[Data records]
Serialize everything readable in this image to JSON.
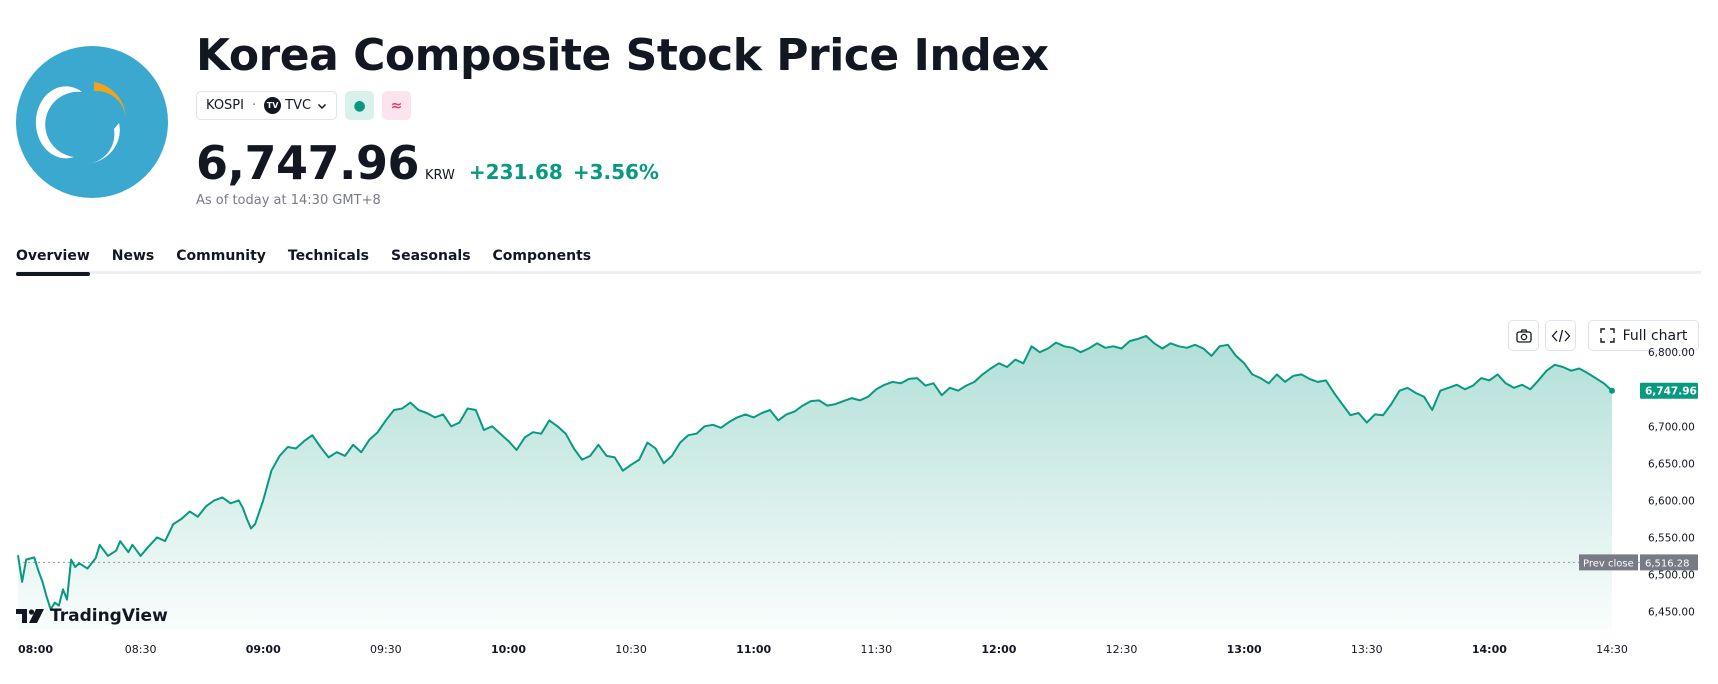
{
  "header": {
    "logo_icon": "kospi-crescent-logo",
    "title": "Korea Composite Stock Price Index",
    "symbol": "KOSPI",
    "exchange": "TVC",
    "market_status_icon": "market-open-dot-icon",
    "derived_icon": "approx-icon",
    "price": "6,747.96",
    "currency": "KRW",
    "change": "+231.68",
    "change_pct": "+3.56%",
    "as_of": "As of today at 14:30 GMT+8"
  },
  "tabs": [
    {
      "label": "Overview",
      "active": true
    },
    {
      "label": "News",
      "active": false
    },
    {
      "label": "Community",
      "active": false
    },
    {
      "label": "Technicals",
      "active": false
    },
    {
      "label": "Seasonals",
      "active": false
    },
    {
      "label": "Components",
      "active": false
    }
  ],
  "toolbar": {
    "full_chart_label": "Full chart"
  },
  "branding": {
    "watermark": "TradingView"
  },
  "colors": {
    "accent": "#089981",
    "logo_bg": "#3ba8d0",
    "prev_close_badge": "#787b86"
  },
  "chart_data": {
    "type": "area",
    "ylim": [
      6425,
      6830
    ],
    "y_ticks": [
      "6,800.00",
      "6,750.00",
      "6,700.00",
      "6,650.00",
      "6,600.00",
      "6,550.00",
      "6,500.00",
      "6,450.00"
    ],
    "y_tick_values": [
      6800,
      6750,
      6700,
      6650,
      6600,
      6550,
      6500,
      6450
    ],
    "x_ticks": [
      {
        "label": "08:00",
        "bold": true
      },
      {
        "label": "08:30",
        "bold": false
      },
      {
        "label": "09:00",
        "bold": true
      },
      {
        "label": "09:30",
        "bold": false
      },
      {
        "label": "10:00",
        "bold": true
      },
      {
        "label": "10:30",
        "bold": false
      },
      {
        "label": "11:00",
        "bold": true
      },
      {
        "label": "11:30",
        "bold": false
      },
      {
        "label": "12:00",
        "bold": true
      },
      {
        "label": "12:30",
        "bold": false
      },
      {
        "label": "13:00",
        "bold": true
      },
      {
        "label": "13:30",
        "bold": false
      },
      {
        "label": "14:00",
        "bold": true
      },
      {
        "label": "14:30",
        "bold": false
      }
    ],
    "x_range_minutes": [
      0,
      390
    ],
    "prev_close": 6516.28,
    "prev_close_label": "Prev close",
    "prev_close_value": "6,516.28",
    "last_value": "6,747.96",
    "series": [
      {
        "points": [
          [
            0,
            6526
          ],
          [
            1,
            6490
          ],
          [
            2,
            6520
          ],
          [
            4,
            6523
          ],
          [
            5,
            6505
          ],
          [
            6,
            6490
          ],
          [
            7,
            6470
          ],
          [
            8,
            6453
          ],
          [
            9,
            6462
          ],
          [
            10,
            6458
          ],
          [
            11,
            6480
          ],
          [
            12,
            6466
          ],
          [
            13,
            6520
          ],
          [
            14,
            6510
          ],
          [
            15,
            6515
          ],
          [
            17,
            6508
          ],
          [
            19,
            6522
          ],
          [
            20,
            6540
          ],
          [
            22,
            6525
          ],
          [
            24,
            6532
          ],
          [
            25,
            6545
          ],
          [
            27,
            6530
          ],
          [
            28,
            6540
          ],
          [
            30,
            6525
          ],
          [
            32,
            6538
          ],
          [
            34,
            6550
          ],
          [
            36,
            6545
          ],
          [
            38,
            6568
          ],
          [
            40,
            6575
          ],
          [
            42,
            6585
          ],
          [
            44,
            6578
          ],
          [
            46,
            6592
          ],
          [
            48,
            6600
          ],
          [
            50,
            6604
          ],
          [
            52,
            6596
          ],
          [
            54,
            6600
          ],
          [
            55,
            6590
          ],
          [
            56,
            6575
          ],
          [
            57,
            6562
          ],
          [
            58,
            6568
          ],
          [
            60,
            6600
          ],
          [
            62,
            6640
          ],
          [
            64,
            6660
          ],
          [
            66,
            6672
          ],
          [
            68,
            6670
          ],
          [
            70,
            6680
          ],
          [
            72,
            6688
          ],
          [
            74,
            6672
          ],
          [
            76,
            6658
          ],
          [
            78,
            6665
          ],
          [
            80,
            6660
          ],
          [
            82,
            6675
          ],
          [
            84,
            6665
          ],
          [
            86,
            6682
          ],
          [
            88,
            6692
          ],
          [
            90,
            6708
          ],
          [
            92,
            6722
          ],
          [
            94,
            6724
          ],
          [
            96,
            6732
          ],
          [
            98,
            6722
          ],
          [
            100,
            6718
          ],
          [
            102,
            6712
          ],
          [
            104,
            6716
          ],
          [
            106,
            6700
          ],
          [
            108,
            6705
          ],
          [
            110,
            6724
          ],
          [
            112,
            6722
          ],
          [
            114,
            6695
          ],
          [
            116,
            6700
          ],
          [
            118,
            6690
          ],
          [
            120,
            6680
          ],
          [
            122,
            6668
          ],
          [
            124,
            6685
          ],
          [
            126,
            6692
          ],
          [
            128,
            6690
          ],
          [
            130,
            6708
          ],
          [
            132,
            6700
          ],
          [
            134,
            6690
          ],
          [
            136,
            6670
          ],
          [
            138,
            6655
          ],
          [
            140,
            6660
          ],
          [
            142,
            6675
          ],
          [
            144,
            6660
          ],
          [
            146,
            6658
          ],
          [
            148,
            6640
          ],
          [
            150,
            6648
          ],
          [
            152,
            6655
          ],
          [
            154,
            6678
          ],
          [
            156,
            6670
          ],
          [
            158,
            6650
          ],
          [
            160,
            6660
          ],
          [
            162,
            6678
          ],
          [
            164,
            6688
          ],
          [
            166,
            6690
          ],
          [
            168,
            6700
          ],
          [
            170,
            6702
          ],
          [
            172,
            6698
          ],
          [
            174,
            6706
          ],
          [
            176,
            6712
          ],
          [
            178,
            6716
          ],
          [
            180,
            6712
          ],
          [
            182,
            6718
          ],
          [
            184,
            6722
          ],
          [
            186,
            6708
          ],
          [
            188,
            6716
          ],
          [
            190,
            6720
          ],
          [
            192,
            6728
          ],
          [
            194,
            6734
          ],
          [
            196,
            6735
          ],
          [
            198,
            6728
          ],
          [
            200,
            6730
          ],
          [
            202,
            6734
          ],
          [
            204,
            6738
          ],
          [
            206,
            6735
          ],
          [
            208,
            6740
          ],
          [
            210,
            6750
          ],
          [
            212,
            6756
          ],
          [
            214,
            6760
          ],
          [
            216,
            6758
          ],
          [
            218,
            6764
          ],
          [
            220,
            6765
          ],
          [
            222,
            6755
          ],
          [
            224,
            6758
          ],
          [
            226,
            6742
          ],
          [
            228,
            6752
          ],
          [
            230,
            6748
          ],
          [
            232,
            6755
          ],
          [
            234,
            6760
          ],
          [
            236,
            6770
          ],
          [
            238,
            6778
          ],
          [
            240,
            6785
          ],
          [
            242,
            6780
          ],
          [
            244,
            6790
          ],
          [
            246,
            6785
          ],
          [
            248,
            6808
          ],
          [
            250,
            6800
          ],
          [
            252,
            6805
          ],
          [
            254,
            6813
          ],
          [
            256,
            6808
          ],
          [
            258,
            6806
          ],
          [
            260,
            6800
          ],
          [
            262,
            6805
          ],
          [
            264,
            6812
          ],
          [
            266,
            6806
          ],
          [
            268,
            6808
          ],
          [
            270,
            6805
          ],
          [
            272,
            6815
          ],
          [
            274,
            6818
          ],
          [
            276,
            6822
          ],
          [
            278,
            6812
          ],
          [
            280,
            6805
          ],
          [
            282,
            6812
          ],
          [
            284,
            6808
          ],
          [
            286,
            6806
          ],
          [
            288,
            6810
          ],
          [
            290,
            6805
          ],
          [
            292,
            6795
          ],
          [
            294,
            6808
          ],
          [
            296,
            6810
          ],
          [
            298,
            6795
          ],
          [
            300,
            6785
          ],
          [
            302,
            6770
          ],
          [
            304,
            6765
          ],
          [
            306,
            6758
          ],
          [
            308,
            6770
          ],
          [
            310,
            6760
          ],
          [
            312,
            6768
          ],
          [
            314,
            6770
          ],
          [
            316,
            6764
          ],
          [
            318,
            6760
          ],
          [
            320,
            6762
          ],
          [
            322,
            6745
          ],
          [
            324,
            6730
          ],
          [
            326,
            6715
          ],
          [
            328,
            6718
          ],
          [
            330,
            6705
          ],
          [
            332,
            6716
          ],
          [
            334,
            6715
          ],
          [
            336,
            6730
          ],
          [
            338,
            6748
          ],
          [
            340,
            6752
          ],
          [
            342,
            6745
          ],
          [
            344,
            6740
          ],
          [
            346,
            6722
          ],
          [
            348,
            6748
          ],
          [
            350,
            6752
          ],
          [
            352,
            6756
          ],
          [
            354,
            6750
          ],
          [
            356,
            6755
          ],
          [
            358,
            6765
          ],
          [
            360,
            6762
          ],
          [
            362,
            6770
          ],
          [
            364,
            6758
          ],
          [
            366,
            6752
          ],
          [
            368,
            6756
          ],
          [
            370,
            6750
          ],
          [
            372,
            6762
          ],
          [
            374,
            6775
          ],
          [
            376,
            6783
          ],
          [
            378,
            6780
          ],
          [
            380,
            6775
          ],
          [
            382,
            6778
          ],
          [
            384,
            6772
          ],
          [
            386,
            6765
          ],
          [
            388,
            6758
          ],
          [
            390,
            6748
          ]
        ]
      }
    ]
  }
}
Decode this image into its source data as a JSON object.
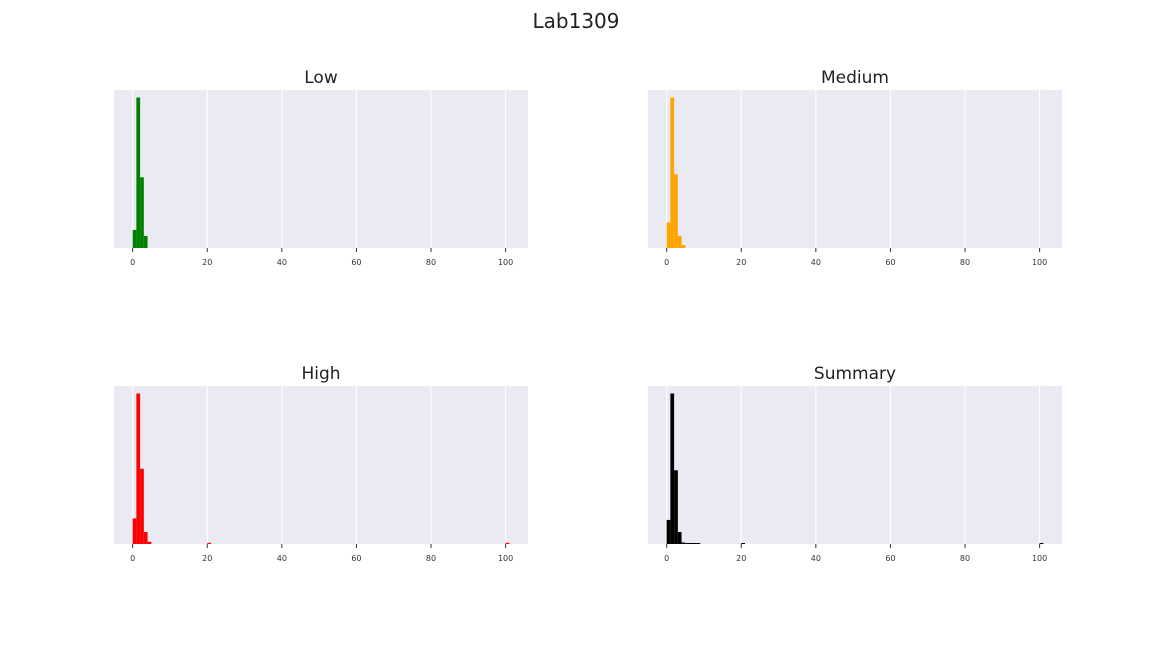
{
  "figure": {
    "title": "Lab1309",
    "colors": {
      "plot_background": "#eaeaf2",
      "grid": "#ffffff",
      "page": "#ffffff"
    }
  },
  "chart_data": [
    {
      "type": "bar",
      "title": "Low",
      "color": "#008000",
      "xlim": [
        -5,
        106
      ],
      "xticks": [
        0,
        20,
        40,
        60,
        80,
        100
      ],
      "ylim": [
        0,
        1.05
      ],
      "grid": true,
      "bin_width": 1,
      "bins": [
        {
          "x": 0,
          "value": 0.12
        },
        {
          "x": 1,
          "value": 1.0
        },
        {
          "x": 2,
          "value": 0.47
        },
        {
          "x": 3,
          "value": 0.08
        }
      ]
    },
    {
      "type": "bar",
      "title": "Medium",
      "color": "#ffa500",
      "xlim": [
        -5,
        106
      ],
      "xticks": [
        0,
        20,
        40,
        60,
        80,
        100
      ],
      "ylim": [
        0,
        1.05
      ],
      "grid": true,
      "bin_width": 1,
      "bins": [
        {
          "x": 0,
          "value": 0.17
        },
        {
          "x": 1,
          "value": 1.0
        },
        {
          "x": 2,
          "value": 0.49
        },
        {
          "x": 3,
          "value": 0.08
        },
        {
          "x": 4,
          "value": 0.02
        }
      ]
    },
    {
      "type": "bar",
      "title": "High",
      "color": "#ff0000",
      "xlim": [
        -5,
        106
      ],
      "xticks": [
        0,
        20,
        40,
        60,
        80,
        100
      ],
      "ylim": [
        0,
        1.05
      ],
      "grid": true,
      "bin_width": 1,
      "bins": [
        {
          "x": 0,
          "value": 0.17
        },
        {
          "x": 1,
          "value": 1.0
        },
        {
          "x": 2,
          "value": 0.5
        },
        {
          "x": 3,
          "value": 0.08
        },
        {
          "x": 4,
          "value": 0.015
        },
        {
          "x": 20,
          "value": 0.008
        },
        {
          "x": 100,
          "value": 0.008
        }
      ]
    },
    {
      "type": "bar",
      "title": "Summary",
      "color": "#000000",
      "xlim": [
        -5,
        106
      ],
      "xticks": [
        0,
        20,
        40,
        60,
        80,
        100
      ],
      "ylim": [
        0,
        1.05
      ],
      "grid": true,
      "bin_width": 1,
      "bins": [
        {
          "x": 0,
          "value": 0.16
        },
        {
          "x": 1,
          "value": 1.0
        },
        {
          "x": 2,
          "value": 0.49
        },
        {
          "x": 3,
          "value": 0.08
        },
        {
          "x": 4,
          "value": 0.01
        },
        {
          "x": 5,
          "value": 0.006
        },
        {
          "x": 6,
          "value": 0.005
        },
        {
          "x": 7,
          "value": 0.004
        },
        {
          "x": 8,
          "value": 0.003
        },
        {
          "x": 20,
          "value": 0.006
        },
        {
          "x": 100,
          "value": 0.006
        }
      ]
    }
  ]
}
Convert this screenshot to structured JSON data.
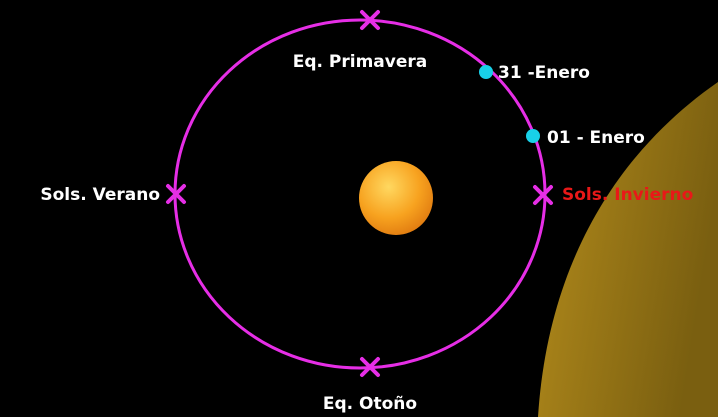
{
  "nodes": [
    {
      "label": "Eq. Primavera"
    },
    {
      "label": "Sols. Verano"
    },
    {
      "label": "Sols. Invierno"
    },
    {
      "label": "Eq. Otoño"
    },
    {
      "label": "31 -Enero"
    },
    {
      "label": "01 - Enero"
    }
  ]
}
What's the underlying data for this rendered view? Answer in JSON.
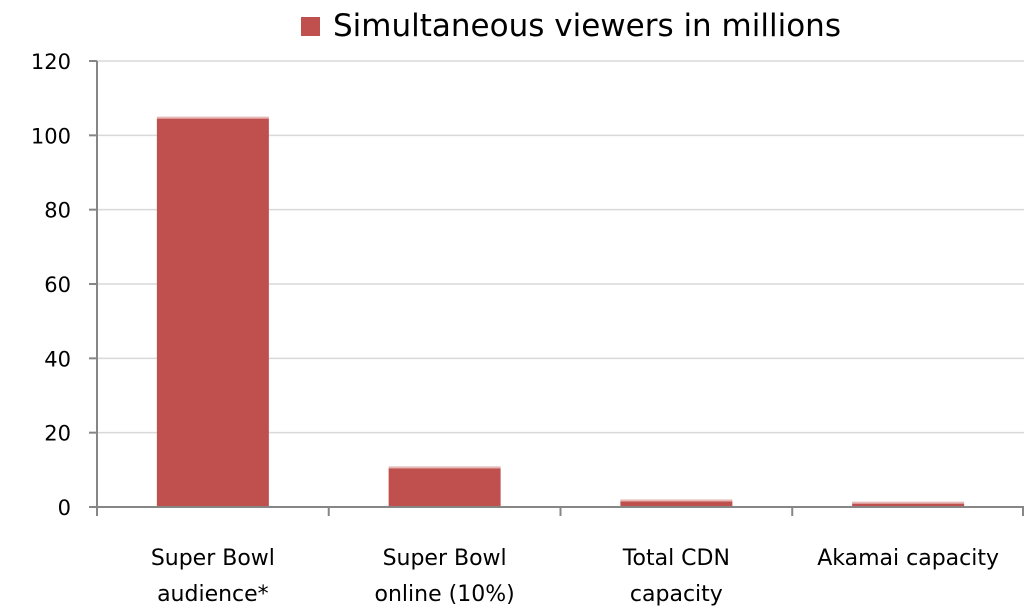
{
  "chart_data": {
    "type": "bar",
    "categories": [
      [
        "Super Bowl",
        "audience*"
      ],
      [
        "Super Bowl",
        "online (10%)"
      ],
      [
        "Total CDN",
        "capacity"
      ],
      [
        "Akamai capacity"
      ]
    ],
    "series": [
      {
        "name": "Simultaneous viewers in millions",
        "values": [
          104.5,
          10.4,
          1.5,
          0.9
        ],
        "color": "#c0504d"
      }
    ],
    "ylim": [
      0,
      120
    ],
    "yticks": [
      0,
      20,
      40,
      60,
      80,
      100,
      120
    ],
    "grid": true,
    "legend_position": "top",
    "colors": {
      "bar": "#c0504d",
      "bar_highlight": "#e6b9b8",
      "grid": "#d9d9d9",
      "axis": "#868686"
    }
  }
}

◆ Work to complete ◆
Copy down every line of the material above that includes the string "Sols".

◆ Solution to this task ◆
      "label": "Sols. Verano"
      "label": "Sols. Invierno"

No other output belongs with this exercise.